* Start Supplied material *
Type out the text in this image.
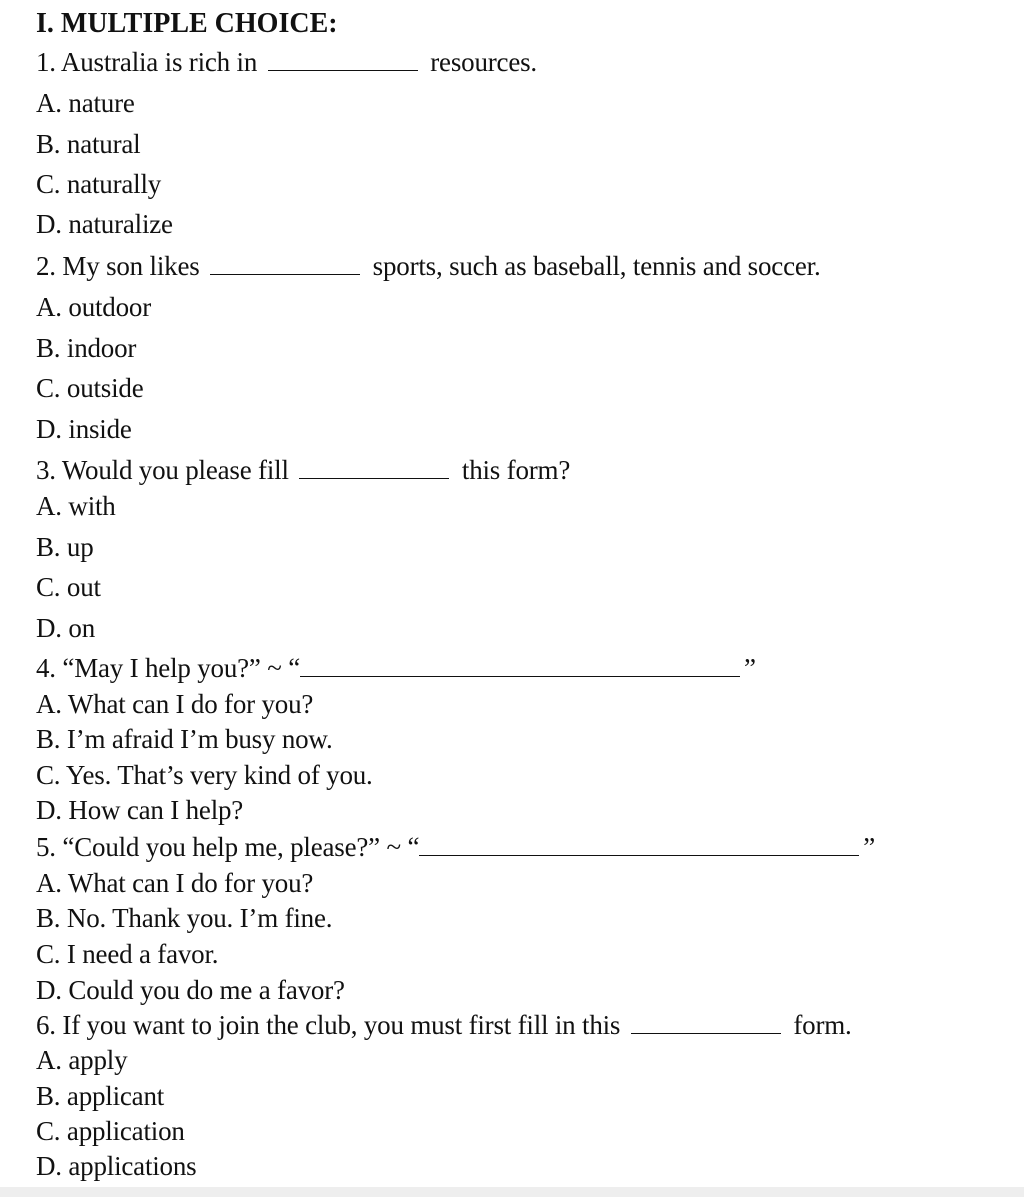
I. MULTIPLE CHOICE:
1. Australia is rich in	resources.
A. nature
B. natural
C. naturally
D. naturalize
2. My son likes	sports, such as baseball, tennis and soccer.
A. outdoor
B. indoor
C. outside
D. inside
3. Would you please fill	this form?
A. with
B. up
C. out
D. on
4. “May I help you?” ~ “	”
A. What can I do for you?
B. I’m afraid I’m busy now.
C. Yes. That’s very kind of you.
D. How can I help?
5. “Could you help me, please?” ~ “	”
A. What can I do for you?
B. No. Thank you. I’m fine.
C. I need a favor.
D. Could you do me a favor?
6. If you want to join the club, you must first fill in this	form.
A. apply
B. applicant
C. application
D. applications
* End Supplied material *
Your objective -> Every line of the material is to be quoted exactly, with no pictures carried over.

Exercise result ->
Type out the text in this image.
I. MULTIPLE CHOICE:
1. Australia is rich in	resources.
A. nature
B. natural
C. naturally
D. naturalize
2. My son likes	sports, such as baseball, tennis and soccer.
A. outdoor
B. indoor
C. outside
D. inside
3. Would you please fill	this form?
A. with
B. up
C. out
D. on
4. “May I help you?” ~ “	”
A. What can I do for you?
B. I’m afraid I’m busy now.
C. Yes. That’s very kind of you.
D. How can I help?
5. “Could you help me, please?” ~ “	”
A. What can I do for you?
B. No. Thank you. I’m fine.
C. I need a favor.
D. Could you do me a favor?
6. If you want to join the club, you must first fill in this	form.
A. apply
B. applicant
C. application
D. applications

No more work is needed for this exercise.